Write out the full set of records exactly. Any pictures in them do not belong in the copy.

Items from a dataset
** begin **

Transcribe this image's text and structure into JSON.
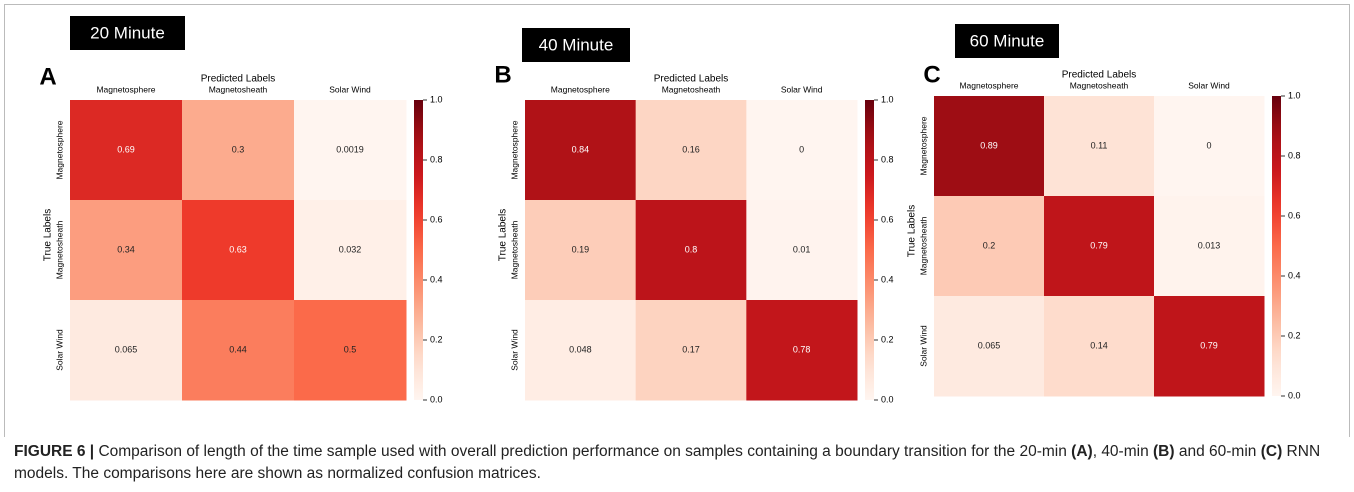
{
  "chart_data": [
    {
      "type": "heatmap",
      "panel": "A",
      "title": "20 Minute",
      "x_label": "Predicted Labels",
      "y_label": "True Labels",
      "x_categories": [
        "Magnetosphere",
        "Magnetosheath",
        "Solar Wind"
      ],
      "y_categories": [
        "Magnetosphere",
        "Magnetosheath",
        "Solar Wind"
      ],
      "values": [
        [
          0.69,
          0.3,
          0.0019
        ],
        [
          0.34,
          0.63,
          0.032
        ],
        [
          0.065,
          0.44,
          0.5
        ]
      ],
      "colormap": "Reds",
      "clim": [
        0,
        1
      ],
      "cticks": [
        {
          "value": 0,
          "label": "0.0"
        },
        0.2,
        0.4,
        0.6,
        0.8,
        {
          "value": 1,
          "label": "1.0"
        }
      ]
    },
    {
      "type": "heatmap",
      "panel": "B",
      "title": "40 Minute",
      "x_label": "Predicted Labels",
      "y_label": "True Labels",
      "x_categories": [
        "Magnetosphere",
        "Magnetosheath",
        "Solar Wind"
      ],
      "y_categories": [
        "Magnetosphere",
        "Magnetosheath",
        "Solar Wind"
      ],
      "values": [
        [
          0.84,
          0.16,
          0
        ],
        [
          0.19,
          0.8,
          0.01
        ],
        [
          0.048,
          0.17,
          0.78
        ]
      ],
      "colormap": "Reds",
      "clim": [
        0,
        1
      ],
      "cticks": [
        {
          "value": 0,
          "label": "0.0"
        },
        0.2,
        0.4,
        0.6,
        0.8,
        {
          "value": 1,
          "label": "1.0"
        }
      ]
    },
    {
      "type": "heatmap",
      "panel": "C",
      "title": "60 Minute",
      "x_label": "Predicted Labels",
      "y_label": "True Labels",
      "x_categories": [
        "Magnetosphere",
        "Magnetosheath",
        "Solar Wind"
      ],
      "y_categories": [
        "Magnetosphere",
        "Magnetosheath",
        "Solar Wind"
      ],
      "values": [
        [
          0.89,
          0.11,
          0
        ],
        [
          0.2,
          0.79,
          0.013
        ],
        [
          0.065,
          0.14,
          0.79
        ]
      ],
      "colormap": "Reds",
      "clim": [
        0,
        1
      ],
      "cticks": [
        {
          "value": 0,
          "label": "0.0"
        },
        0.2,
        0.4,
        0.6,
        0.8,
        {
          "value": 1,
          "label": "1.0"
        }
      ]
    }
  ],
  "caption": [
    "FIGURE 6 |",
    " Comparison of length of the time sample used with overall prediction performance on samples containing a boundary transition for the 20-min ",
    "(A)",
    ", 40-min ",
    "(B)",
    " and 60-min ",
    "(C)",
    " RNN models. The comparisons here are shown as normalized confusion matrices."
  ]
}
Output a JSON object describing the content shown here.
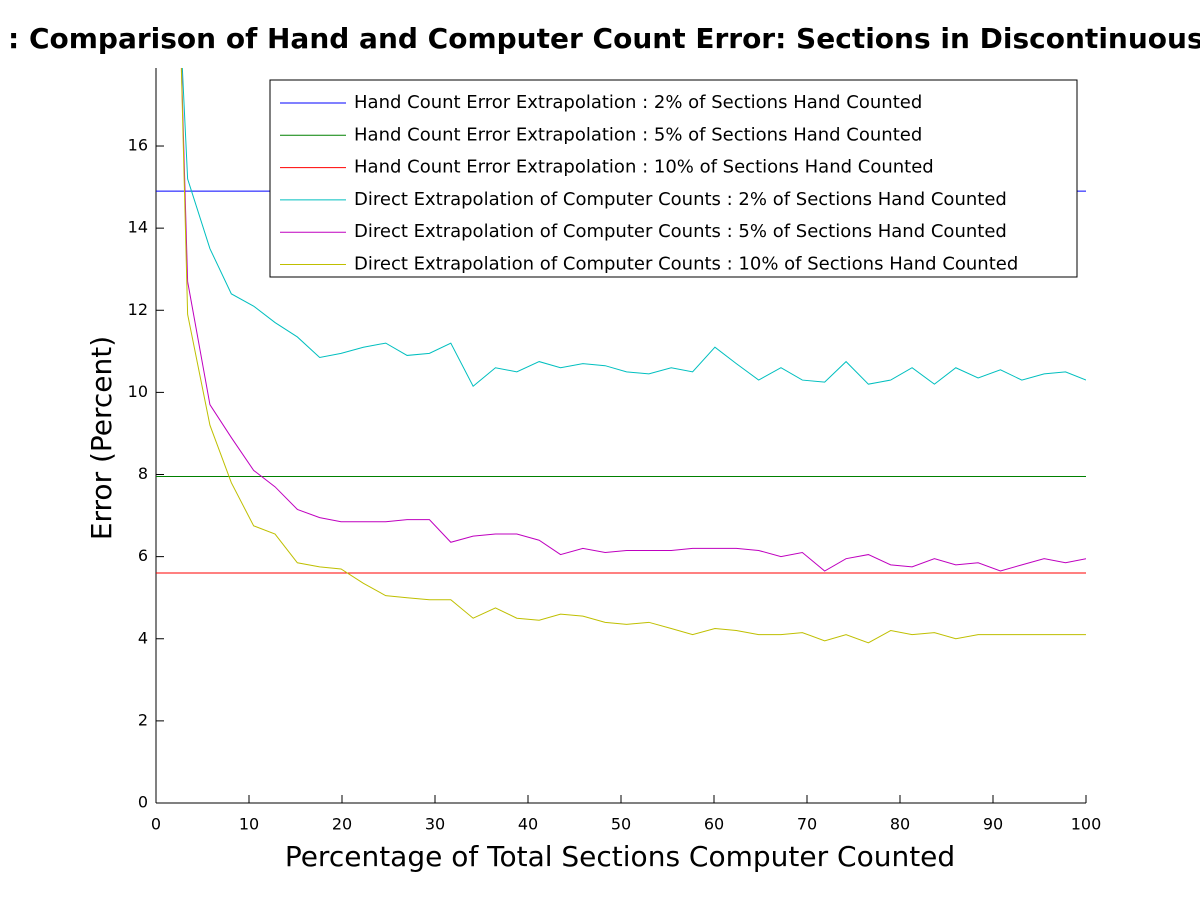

** end **

- **Result**:
Transcribe this image's text and structure into JSON.
{
  "chart_data": [
    {
      "type": "heatmap",
      "panel": "A",
      "title": "20 Minute",
      "x_label": "Predicted Labels",
      "y_label": "True Labels",
      "x_categories": [
        "Magnetosphere",
        "Magnetosheath",
        "Solar Wind"
      ],
      "y_categories": [
        "Magnetosphere",
        "Magnetosheath",
        "Solar Wind"
      ],
      "values": [
        [
          0.69,
          0.3,
          0.0019
        ],
        [
          0.34,
          0.63,
          0.032
        ],
        [
          0.065,
          0.44,
          0.5
        ]
      ],
      "colormap": "Reds",
      "clim": [
        0,
        1
      ],
      "cticks": [
        {
          "value": 0,
          "label": "0.0"
        },
        0.2,
        0.4,
        0.6,
        0.8,
        {
          "value": 1,
          "label": "1.0"
        }
      ]
    },
    {
      "type": "heatmap",
      "panel": "B",
      "title": "40 Minute",
      "x_label": "Predicted Labels",
      "y_label": "True Labels",
      "x_categories": [
        "Magnetosphere",
        "Magnetosheath",
        "Solar Wind"
      ],
      "y_categories": [
        "Magnetosphere",
        "Magnetosheath",
        "Solar Wind"
      ],
      "values": [
        [
          0.84,
          0.16,
          0
        ],
        [
          0.19,
          0.8,
          0.01
        ],
        [
          0.048,
          0.17,
          0.78
        ]
      ],
      "colormap": "Reds",
      "clim": [
        0,
        1
      ],
      "cticks": [
        {
          "value": 0,
          "label": "0.0"
        },
        0.2,
        0.4,
        0.6,
        0.8,
        {
          "value": 1,
          "label": "1.0"
        }
      ]
    },
    {
      "type": "heatmap",
      "panel": "C",
      "title": "60 Minute",
      "x_label": "Predicted Labels",
      "y_label": "True Labels",
      "x_categories": [
        "Magnetosphere",
        "Magnetosheath",
        "Solar Wind"
      ],
      "y_categories": [
        "Magnetosphere",
        "Magnetosheath",
        "Solar Wind"
      ],
      "values": [
        [
          0.89,
          0.11,
          0
        ],
        [
          0.2,
          0.79,
          0.013
        ],
        [
          0.065,
          0.14,
          0.79
        ]
      ],
      "colormap": "Reds",
      "clim": [
        0,
        1
      ],
      "cticks": [
        {
          "value": 0,
          "label": "0.0"
        },
        0.2,
        0.4,
        0.6,
        0.8,
        {
          "value": 1,
          "label": "1.0"
        }
      ]
    }
  ],
  "caption": [
    "FIGURE 6 |",
    " Comparison of length of the time sample used with overall prediction performance on samples containing a boundary transition for the 20-min ",
    "(A)",
    ", 40-min ",
    "(B)",
    " and 60-min ",
    "(C)",
    " RNN models. The comparisons here are shown as normalized confusion matrices."
  ]
}
Output a JSON object describing the content shown here.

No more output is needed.